▶ Work required: Check every line below for the word "pedoman" and copy each one that has it.

>> begin Entries

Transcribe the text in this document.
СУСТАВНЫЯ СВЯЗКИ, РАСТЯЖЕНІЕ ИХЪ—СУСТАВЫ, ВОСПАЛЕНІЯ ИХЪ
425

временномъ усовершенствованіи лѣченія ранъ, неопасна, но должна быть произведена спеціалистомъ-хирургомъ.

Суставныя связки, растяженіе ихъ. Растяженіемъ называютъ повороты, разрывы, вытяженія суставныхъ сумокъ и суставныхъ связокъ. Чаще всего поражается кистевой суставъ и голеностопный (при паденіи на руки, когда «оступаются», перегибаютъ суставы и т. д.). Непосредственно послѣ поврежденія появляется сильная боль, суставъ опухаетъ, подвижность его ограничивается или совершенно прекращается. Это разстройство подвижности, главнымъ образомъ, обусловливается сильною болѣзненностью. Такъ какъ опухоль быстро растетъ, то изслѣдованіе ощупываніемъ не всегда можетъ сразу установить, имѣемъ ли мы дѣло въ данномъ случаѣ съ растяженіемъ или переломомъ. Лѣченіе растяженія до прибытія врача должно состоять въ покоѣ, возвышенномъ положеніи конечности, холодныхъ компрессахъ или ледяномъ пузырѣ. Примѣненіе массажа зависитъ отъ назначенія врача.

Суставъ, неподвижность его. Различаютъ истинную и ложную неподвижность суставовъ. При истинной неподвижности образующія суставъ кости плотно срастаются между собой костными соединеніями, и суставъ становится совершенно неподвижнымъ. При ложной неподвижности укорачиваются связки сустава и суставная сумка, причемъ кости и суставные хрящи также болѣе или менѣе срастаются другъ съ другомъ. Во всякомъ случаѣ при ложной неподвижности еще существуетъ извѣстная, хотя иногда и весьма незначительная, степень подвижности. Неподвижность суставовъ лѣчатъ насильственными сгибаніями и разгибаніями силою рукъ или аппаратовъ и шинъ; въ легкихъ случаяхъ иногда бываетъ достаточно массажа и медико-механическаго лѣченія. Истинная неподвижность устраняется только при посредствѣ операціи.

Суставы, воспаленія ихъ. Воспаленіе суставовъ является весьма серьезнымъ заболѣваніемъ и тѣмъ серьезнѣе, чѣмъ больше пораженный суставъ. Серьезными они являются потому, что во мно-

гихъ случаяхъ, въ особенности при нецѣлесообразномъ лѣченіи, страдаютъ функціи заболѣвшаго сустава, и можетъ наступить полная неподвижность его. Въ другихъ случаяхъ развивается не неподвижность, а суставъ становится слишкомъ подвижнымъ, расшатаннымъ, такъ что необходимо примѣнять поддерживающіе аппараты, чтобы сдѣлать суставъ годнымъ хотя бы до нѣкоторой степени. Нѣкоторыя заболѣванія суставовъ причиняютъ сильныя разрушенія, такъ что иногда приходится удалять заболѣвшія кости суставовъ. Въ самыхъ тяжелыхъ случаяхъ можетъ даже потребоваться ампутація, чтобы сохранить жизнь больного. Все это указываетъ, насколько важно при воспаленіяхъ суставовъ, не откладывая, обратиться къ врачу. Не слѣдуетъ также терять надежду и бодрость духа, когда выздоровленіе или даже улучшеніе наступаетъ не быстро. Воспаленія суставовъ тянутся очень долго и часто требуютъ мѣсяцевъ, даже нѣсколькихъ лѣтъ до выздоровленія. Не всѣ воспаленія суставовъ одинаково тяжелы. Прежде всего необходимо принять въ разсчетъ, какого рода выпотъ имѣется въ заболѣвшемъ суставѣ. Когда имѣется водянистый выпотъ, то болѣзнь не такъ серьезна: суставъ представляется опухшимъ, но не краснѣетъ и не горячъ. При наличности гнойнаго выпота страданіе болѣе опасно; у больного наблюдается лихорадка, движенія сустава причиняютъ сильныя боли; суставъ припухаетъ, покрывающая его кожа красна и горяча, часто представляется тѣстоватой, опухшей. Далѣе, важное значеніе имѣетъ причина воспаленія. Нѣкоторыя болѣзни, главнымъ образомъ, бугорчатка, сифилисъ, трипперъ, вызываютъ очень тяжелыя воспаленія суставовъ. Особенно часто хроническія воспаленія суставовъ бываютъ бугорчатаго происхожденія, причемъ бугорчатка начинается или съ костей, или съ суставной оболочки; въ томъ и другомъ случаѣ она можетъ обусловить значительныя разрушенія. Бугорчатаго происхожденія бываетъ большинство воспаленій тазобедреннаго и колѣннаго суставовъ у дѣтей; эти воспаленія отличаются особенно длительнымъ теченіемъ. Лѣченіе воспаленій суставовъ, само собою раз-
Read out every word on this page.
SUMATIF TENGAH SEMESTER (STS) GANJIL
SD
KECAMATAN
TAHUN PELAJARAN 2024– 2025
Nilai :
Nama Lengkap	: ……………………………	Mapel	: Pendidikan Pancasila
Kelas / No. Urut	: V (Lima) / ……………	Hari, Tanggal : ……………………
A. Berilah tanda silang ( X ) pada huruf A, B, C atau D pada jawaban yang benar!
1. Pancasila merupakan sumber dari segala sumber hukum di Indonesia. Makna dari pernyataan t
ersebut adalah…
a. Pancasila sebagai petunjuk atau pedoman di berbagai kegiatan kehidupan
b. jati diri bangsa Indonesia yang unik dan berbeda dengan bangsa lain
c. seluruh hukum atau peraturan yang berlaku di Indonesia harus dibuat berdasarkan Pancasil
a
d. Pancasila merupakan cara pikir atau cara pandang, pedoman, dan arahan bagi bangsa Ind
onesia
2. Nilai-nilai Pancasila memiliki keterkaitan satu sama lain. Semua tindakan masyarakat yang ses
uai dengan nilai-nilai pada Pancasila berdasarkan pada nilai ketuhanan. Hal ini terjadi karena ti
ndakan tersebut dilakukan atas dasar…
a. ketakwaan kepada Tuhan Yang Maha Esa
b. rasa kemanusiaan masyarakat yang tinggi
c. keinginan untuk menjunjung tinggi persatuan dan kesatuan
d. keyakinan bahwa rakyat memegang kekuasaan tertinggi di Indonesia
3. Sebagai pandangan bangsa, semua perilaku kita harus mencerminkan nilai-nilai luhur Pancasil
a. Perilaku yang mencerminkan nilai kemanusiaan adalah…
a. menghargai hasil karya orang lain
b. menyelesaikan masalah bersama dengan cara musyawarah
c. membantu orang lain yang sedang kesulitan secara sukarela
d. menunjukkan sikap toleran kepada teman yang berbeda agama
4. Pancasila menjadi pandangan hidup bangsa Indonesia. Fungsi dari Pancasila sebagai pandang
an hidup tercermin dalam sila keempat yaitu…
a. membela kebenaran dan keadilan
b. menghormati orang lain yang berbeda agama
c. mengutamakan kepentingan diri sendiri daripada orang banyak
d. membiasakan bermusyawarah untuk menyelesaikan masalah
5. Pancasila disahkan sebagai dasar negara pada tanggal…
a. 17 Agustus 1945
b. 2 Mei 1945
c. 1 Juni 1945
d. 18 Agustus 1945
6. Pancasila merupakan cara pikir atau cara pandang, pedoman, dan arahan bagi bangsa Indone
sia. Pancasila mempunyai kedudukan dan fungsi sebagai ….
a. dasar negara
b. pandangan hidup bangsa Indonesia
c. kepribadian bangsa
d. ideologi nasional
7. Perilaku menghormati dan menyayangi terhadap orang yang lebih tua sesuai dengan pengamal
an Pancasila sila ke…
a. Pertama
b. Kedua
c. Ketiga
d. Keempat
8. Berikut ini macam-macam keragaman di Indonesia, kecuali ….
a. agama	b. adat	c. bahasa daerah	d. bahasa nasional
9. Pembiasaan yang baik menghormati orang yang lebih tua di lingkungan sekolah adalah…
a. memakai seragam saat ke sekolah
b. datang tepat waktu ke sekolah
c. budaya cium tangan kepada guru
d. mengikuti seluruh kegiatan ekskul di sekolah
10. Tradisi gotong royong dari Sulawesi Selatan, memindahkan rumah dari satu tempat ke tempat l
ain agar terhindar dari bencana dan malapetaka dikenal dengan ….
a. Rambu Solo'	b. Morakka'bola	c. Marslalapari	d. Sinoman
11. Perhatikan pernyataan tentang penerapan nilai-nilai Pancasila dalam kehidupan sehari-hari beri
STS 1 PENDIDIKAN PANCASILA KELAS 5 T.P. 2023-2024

>> end Entries

▶ The reply:
a. Pancasila sebagai petunjuk atau pedoman di berbagai kegiatan kehidupan
d. Pancasila merupakan cara pikir atau cara pandang, pedoman, dan arahan bagi bangsa Ind
6. Pancasila merupakan cara pikir atau cara pandang, pedoman, dan arahan bagi bangsa Indone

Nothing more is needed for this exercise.